## Problem requirements
List, from the lines below, each one with "TradingView" in it.

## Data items
══════════

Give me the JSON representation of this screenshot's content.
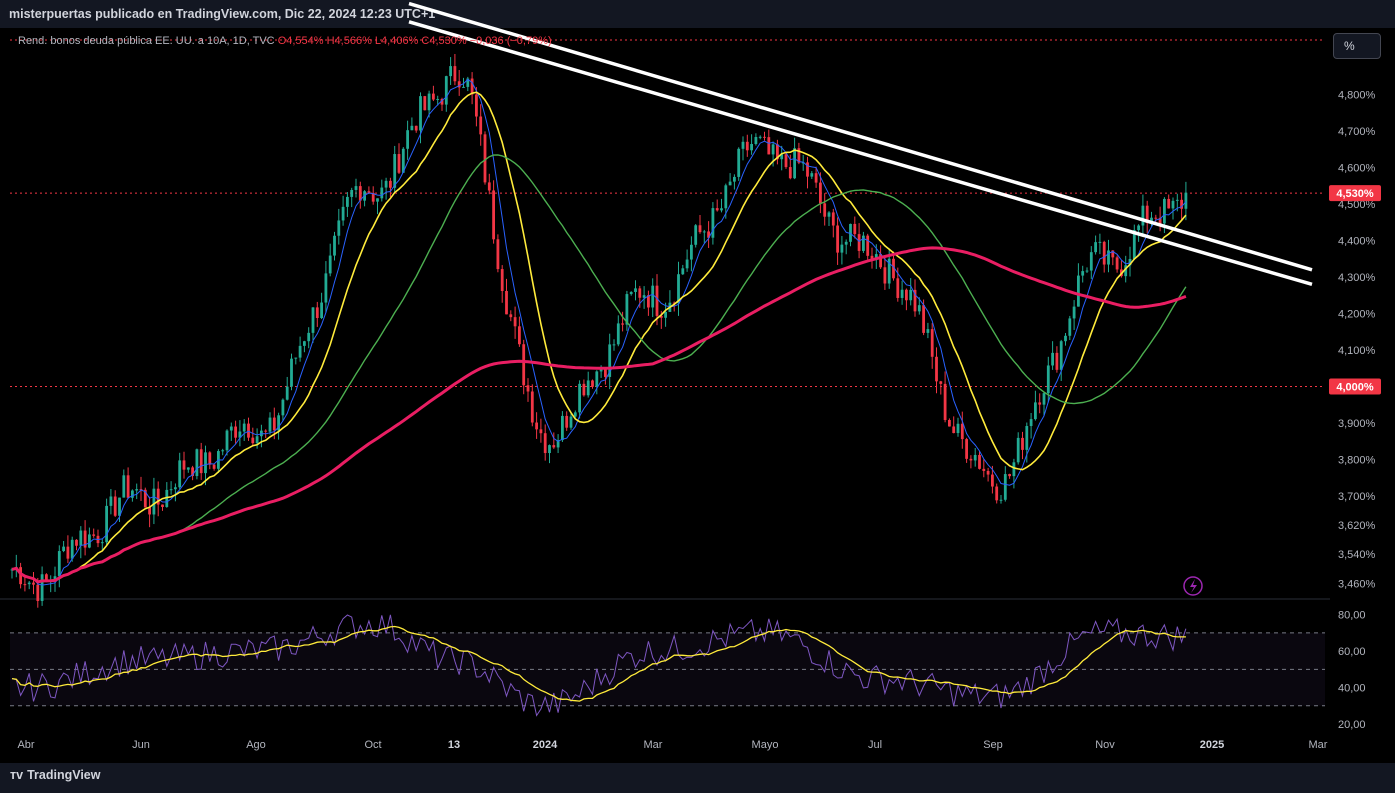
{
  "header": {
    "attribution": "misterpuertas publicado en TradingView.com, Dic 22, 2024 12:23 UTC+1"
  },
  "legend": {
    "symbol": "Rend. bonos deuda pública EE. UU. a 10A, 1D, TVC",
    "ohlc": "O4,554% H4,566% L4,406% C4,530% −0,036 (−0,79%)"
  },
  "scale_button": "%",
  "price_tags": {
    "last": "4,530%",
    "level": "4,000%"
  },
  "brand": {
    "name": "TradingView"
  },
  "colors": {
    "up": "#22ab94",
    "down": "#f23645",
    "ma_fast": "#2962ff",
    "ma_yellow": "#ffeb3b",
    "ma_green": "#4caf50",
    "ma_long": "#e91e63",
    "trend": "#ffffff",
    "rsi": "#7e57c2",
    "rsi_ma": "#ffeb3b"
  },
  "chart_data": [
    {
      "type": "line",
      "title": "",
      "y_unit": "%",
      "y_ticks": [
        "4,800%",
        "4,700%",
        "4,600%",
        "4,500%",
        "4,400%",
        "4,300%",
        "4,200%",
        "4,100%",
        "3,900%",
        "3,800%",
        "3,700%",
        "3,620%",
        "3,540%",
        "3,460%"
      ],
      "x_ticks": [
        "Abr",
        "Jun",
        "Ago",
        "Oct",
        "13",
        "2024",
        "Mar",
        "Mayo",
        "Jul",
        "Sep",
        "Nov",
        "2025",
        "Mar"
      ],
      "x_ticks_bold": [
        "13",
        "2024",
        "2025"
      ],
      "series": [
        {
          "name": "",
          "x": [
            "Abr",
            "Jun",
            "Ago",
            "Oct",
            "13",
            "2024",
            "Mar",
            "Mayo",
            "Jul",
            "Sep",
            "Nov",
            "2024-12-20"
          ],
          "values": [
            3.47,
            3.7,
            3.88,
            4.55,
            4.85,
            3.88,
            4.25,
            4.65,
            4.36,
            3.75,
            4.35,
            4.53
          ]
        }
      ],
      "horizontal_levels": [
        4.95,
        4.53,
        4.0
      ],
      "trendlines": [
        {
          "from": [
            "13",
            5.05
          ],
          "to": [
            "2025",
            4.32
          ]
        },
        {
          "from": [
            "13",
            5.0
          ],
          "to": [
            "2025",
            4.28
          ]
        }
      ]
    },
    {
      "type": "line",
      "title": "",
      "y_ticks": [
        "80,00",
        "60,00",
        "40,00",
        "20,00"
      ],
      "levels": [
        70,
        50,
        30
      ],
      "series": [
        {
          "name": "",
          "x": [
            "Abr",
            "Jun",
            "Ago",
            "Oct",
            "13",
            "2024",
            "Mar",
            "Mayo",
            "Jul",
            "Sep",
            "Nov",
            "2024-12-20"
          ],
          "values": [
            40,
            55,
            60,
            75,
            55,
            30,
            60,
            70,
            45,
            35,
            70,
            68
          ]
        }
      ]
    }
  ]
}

══════════

## Full solution
    "attribution": "misterpuertas publicado en TradingView.com, Dic 22, 2024 12:23 UTC+1"
    "name": "TradingView"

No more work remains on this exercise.